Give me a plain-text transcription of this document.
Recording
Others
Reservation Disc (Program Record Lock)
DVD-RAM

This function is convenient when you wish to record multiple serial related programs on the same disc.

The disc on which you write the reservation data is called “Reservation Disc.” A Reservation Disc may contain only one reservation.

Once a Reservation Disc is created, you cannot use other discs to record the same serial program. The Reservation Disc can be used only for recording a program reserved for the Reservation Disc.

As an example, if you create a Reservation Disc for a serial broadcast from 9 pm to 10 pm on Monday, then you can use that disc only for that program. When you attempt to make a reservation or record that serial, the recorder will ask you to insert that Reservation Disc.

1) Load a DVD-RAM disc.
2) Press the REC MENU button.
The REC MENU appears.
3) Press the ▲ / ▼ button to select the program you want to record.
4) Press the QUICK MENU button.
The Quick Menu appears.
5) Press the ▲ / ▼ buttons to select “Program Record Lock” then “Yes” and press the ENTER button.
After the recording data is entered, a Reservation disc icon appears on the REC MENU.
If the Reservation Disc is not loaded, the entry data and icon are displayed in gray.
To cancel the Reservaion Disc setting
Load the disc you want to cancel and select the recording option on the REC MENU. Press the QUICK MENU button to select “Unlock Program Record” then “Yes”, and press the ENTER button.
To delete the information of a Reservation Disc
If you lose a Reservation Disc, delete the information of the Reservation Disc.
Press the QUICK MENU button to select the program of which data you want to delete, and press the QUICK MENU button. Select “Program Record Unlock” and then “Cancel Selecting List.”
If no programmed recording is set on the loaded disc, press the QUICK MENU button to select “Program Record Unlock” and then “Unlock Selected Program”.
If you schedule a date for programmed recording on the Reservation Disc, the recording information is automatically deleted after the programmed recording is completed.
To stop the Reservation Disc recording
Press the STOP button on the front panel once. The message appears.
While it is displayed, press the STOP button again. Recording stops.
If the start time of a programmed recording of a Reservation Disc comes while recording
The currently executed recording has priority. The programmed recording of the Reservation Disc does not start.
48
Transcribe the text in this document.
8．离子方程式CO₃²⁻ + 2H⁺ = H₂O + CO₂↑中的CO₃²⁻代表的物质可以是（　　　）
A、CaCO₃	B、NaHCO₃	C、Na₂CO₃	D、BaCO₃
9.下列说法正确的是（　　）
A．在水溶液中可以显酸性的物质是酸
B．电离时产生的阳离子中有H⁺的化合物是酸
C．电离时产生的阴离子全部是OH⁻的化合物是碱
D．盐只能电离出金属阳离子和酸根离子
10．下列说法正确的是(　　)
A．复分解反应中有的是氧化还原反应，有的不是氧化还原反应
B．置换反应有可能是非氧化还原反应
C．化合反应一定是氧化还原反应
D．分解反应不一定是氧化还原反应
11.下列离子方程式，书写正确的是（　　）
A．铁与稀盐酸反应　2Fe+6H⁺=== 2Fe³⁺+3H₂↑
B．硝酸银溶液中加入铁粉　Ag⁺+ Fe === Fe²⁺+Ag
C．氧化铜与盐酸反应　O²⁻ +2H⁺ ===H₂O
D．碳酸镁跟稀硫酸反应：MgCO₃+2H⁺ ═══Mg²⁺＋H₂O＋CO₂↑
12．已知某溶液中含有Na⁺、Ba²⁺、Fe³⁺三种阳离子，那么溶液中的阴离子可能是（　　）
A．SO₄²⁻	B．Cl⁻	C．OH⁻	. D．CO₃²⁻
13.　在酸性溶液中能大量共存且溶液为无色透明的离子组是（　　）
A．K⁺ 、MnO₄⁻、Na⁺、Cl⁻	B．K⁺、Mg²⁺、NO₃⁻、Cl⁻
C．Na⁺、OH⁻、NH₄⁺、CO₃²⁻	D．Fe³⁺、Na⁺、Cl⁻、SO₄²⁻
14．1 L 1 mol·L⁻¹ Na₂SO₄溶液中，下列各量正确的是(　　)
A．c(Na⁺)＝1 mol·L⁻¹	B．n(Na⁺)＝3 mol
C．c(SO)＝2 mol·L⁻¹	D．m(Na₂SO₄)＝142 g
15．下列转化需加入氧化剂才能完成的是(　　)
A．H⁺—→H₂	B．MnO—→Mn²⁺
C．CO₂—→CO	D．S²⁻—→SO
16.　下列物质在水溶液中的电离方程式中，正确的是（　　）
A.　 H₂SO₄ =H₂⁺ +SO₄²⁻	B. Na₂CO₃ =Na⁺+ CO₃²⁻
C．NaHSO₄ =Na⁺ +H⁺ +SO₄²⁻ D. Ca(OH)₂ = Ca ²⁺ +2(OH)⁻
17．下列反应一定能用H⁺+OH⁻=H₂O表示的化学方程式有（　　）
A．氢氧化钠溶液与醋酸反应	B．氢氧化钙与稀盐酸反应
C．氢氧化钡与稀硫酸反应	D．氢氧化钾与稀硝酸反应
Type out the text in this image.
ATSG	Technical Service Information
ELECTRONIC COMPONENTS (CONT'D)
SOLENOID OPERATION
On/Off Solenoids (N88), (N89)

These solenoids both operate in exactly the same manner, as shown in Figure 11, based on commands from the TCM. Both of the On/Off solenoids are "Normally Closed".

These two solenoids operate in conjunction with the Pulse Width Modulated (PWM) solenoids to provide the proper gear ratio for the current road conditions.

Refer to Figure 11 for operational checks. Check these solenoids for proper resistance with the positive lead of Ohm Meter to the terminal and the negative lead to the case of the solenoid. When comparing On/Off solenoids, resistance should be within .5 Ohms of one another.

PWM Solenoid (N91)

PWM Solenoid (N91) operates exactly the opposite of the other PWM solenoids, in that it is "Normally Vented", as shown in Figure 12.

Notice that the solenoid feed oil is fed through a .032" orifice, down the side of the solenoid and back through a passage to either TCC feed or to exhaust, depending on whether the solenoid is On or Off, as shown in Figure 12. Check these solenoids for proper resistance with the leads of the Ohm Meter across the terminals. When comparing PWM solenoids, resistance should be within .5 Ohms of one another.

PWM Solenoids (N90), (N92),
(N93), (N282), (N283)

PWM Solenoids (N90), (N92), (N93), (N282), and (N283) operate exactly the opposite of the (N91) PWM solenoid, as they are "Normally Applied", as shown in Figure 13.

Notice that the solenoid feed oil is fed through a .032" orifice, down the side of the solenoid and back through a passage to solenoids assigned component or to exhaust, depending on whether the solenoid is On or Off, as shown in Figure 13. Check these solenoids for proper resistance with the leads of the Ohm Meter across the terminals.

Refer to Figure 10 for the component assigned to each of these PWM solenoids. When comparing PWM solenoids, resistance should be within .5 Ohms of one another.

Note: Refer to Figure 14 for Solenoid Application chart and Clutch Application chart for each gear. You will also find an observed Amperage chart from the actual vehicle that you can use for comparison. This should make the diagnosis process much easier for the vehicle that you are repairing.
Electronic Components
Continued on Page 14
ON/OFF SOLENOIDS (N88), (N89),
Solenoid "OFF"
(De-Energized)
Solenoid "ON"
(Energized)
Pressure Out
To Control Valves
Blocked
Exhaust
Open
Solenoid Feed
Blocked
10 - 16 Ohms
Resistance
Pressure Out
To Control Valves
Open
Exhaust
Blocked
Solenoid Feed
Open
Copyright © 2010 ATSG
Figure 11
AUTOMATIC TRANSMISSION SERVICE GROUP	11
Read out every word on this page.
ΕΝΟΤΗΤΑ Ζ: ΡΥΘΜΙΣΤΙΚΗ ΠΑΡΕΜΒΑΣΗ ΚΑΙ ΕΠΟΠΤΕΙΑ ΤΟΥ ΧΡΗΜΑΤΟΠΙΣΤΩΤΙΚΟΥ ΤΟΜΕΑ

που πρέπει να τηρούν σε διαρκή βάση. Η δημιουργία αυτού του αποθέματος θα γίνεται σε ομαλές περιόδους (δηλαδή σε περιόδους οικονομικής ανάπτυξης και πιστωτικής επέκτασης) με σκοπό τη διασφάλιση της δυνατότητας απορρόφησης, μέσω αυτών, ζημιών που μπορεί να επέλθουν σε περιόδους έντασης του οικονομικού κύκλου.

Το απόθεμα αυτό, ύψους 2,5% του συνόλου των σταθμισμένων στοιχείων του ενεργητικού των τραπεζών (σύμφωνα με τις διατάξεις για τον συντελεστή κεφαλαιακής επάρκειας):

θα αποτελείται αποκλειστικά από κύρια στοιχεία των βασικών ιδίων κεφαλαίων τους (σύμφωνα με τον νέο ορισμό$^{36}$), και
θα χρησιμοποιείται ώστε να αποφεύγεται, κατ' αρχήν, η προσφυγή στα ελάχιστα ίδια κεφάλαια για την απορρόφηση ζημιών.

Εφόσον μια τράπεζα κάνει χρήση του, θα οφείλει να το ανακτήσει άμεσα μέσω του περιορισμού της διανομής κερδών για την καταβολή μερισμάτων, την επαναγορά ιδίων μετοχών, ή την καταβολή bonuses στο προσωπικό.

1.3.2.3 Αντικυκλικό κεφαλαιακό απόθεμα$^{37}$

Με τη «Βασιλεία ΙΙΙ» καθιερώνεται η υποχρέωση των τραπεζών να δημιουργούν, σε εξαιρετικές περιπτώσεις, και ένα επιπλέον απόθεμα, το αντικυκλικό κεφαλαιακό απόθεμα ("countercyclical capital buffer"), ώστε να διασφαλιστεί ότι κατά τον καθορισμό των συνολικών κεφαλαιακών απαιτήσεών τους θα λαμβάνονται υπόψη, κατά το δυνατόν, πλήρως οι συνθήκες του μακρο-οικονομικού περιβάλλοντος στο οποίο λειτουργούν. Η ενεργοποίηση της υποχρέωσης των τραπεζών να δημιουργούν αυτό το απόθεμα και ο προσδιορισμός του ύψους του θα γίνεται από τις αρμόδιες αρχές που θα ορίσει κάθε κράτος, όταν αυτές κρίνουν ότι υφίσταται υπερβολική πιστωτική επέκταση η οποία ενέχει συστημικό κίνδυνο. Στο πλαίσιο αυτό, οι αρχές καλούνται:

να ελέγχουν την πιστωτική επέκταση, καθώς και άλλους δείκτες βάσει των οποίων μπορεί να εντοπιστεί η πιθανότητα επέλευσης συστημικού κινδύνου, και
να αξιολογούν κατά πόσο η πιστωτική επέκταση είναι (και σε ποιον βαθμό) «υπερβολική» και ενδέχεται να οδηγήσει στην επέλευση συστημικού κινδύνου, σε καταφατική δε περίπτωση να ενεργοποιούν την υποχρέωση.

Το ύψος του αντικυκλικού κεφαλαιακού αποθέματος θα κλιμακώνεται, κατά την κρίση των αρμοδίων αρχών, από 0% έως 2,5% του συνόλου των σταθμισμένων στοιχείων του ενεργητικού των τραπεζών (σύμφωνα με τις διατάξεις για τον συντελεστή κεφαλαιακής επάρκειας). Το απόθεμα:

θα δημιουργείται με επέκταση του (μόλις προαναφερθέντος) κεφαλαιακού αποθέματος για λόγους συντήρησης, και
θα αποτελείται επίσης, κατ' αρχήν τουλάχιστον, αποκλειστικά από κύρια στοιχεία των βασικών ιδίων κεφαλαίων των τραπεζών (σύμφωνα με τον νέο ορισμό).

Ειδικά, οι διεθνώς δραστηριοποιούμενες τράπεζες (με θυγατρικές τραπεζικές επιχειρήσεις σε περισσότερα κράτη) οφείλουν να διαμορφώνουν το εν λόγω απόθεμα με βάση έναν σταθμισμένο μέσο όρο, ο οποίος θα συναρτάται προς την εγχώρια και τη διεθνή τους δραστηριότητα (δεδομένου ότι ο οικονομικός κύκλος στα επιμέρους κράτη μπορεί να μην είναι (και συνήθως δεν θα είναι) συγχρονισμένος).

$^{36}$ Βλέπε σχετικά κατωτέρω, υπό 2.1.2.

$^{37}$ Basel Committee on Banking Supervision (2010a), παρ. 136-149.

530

» **Stated goal**
Using the entries above, return each line in which the word "αποκλειστικά" occurs.

» **Response to the exercise**
θα αποτελείται αποκλειστικά από κύρια στοιχεία των βασικών ιδίων κεφαλαίων τους (σύμφωνα με τον νέο ορισμό$^{36}$), και
θα αποτελείται επίσης, κατ' αρχήν τουλάχιστον, αποκλειστικά από κύρια στοιχεία των βασικών ιδίων κεφαλαίων των τραπεζών (σύμφωνα με τον νέο ορισμό).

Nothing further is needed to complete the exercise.